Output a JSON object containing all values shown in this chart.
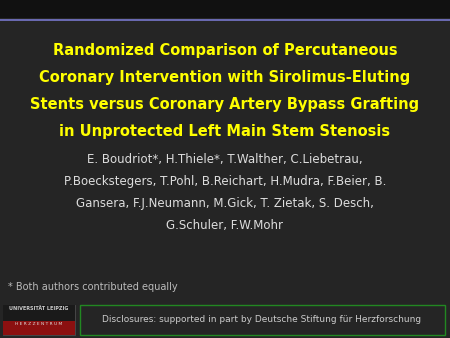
{
  "background_color": "#252525",
  "top_bar_color": "#111111",
  "top_line_color": "#6666bb",
  "title_lines": [
    "Randomized Comparison of Percutaneous",
    "Coronary Intervention with Sirolimus-Eluting",
    "Stents versus Coronary Artery Bypass Grafting",
    "in Unprotected Left Main Stem Stenosis"
  ],
  "title_color": "#ffff00",
  "title_fontsize": 10.5,
  "title_bold": true,
  "authors_lines": [
    "E. Boudriot*, H.Thiele*, T.Walther, C.Liebetrau,",
    "P.Boeckstegers, T.Pohl, B.Reichart, H.Mudra, F.Beier, B.",
    "Gansera, F.J.Neumann, M.Gick, T. Zietak, S. Desch,",
    "G.Schuler, F.W.Mohr"
  ],
  "authors_color": "#dddddd",
  "authors_fontsize": 8.5,
  "footnote_text": "* Both authors contributed equally",
  "footnote_color": "#bbbbbb",
  "footnote_fontsize": 7.0,
  "disclosure_text": "Disclosures: supported in part by Deutsche Stiftung für Herzforschung",
  "disclosure_color": "#cccccc",
  "disclosure_fontsize": 6.5,
  "disclosure_box_color": "#228822",
  "logo_text_line1": "UNIVERSITÄT LEIPZIG",
  "logo_text_line2": "H E R Z Z E N T R U M"
}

++++++++

Each record above must be returned exactly as written, with its pictures omitted.

Output a JSON object containing all values shown in this chart.
{
  "background_color": "#252525",
  "top_bar_color": "#111111",
  "top_line_color": "#6666bb",
  "title_lines": [
    "Randomized Comparison of Percutaneous",
    "Coronary Intervention with Sirolimus-Eluting",
    "Stents versus Coronary Artery Bypass Grafting",
    "in Unprotected Left Main Stem Stenosis"
  ],
  "title_color": "#ffff00",
  "title_fontsize": 10.5,
  "title_bold": true,
  "authors_lines": [
    "E. Boudriot*, H.Thiele*, T.Walther, C.Liebetrau,",
    "P.Boeckstegers, T.Pohl, B.Reichart, H.Mudra, F.Beier, B.",
    "Gansera, F.J.Neumann, M.Gick, T. Zietak, S. Desch,",
    "G.Schuler, F.W.Mohr"
  ],
  "authors_color": "#dddddd",
  "authors_fontsize": 8.5,
  "footnote_text": "* Both authors contributed equally",
  "footnote_color": "#bbbbbb",
  "footnote_fontsize": 7.0,
  "disclosure_text": "Disclosures: supported in part by Deutsche Stiftung für Herzforschung",
  "disclosure_color": "#cccccc",
  "disclosure_fontsize": 6.5,
  "disclosure_box_color": "#228822",
  "logo_text_line1": "UNIVERSITÄT LEIPZIG",
  "logo_text_line2": "H E R Z Z E N T R U M"
}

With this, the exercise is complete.